--- BEGIN Stored rows ---

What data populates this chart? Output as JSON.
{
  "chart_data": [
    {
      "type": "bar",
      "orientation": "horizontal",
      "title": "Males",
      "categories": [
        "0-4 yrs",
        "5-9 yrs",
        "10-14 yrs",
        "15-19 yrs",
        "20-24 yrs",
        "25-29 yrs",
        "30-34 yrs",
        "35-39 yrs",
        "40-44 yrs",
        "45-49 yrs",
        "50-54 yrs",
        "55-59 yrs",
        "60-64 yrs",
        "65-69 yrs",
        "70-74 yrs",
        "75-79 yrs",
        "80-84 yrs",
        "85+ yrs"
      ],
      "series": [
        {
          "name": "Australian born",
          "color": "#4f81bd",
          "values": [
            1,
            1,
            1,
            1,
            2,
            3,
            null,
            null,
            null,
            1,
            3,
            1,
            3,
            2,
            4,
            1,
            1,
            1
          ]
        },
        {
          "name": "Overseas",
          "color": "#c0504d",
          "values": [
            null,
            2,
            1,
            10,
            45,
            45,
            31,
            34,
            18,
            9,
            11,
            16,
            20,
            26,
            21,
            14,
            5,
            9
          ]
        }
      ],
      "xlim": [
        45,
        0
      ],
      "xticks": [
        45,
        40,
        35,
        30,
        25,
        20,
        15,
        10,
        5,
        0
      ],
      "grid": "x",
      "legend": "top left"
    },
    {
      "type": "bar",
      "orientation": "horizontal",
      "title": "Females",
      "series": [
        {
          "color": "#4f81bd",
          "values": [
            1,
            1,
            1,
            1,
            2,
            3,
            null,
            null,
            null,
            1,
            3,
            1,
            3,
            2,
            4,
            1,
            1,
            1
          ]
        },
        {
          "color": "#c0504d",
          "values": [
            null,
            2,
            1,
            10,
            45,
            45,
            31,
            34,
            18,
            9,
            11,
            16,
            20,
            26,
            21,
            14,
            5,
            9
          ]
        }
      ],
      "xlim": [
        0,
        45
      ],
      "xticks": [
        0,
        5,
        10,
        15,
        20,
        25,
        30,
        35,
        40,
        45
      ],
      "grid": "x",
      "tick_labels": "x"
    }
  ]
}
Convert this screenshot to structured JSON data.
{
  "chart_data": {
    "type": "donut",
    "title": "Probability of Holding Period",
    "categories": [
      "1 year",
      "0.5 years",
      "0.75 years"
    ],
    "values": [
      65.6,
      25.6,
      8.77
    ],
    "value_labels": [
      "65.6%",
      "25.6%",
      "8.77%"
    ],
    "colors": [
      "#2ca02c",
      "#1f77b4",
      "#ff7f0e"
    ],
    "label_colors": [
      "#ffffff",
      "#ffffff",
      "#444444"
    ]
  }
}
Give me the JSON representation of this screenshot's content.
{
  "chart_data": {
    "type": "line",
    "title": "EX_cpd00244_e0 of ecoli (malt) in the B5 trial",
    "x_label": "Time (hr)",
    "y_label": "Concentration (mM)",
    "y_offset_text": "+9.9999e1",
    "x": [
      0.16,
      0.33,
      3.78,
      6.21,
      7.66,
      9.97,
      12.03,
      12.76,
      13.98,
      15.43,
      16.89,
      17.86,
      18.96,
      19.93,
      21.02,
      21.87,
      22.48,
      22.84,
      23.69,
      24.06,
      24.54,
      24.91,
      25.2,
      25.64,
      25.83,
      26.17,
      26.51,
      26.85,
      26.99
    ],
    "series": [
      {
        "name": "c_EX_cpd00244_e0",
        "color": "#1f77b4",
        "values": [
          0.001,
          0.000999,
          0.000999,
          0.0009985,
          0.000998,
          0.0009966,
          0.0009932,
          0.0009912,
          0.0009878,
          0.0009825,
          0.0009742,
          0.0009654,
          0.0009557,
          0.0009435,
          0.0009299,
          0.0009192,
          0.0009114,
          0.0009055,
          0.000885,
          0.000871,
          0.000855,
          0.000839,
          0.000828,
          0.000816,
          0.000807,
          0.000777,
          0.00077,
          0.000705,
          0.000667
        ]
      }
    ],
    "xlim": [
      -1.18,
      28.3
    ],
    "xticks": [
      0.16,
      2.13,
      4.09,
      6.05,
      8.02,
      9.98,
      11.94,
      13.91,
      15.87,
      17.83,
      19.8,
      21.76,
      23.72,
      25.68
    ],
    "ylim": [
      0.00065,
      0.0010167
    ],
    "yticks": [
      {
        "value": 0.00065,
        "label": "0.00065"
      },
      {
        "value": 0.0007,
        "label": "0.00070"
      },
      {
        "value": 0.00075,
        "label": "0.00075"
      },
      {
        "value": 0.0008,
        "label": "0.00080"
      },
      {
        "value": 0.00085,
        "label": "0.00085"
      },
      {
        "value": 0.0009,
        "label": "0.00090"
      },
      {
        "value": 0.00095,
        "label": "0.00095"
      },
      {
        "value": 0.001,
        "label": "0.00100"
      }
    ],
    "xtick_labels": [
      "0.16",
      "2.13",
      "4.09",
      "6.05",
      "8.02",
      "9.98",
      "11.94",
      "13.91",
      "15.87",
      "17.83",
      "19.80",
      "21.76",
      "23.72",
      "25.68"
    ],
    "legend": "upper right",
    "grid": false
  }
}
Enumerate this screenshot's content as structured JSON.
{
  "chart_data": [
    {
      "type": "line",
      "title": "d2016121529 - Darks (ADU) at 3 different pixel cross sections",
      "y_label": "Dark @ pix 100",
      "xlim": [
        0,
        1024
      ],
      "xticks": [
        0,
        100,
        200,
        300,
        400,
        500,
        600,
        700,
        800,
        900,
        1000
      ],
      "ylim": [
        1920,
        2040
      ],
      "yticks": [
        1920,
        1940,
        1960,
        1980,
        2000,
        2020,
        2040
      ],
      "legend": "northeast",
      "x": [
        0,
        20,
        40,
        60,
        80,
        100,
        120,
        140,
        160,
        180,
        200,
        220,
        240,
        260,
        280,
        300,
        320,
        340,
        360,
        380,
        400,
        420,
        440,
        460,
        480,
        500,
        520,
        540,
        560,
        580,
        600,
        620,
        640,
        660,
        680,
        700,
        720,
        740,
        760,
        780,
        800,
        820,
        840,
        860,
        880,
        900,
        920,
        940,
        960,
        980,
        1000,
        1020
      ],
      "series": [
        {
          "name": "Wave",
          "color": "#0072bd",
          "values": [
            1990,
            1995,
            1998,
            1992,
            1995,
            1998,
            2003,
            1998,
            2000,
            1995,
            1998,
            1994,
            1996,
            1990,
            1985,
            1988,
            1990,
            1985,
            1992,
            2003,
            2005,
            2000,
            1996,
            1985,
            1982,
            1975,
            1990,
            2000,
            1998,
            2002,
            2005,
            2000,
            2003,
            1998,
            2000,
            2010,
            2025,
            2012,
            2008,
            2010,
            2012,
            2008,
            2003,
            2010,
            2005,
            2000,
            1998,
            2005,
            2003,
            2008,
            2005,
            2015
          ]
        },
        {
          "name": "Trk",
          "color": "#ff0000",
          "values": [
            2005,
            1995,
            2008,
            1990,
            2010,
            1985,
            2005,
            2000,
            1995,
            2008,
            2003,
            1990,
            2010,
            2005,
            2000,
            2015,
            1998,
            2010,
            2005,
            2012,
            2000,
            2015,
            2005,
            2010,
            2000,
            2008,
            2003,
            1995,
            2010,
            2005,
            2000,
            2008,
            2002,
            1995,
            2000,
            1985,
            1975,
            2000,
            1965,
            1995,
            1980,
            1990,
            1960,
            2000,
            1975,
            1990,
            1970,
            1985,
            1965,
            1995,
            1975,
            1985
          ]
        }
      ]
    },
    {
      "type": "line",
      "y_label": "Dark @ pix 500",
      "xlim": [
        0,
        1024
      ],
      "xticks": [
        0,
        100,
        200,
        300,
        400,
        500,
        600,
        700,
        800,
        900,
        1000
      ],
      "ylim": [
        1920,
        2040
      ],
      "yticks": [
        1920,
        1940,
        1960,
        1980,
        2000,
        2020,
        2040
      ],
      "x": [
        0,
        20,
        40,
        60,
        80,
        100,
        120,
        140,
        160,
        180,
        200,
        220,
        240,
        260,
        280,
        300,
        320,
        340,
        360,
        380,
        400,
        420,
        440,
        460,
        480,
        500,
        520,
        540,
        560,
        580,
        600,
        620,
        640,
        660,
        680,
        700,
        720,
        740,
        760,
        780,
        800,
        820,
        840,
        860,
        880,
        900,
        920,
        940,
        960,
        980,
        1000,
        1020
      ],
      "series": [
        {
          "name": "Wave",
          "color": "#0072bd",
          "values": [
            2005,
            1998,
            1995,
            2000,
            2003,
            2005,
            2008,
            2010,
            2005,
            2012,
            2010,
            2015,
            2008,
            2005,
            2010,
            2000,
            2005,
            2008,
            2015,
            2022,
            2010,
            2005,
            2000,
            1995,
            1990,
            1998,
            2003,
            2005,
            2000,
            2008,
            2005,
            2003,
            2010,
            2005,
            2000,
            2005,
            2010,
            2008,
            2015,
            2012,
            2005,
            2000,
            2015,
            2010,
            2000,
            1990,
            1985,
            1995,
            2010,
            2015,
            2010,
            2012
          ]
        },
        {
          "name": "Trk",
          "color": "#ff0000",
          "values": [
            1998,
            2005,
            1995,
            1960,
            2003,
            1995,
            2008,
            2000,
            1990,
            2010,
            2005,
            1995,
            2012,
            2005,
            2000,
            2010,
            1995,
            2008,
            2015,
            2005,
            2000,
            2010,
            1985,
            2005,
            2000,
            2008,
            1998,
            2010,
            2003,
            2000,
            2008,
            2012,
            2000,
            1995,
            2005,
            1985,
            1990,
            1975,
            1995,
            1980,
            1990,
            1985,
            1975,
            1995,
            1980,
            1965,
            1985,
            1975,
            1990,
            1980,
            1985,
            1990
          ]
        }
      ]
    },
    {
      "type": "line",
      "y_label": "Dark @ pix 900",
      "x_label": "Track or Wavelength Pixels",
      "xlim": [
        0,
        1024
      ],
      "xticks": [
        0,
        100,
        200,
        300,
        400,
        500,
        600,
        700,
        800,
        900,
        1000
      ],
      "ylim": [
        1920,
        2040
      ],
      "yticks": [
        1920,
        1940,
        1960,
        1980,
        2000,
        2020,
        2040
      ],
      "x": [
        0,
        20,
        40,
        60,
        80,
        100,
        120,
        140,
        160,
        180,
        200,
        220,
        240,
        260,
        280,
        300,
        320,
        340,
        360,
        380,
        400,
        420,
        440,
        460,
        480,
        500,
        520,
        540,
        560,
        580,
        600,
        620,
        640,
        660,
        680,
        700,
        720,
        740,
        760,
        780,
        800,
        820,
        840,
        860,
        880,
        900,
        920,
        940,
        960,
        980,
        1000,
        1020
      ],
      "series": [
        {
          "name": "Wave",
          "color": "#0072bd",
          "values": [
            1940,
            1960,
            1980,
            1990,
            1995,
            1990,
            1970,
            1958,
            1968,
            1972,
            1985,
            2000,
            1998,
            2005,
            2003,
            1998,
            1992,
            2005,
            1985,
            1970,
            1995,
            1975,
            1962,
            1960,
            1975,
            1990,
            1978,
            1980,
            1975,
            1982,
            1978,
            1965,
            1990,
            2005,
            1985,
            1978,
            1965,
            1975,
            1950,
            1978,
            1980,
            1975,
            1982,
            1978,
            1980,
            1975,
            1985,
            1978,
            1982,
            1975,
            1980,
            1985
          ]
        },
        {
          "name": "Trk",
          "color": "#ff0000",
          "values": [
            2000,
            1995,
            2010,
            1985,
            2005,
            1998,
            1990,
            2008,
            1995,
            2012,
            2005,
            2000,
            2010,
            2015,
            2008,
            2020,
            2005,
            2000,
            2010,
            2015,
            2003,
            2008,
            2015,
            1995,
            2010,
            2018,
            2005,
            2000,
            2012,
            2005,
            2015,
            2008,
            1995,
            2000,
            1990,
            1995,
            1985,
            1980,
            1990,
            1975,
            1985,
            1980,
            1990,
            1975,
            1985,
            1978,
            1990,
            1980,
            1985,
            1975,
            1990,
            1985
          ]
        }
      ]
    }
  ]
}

--- END Stored rows ---

Do this — Show every line from the listing above in which the string "screenshot" appears.

Task response —
Convert this screenshot to structured JSON data.
Give me the JSON representation of this screenshot's content.
Enumerate this screenshot's content as structured JSON.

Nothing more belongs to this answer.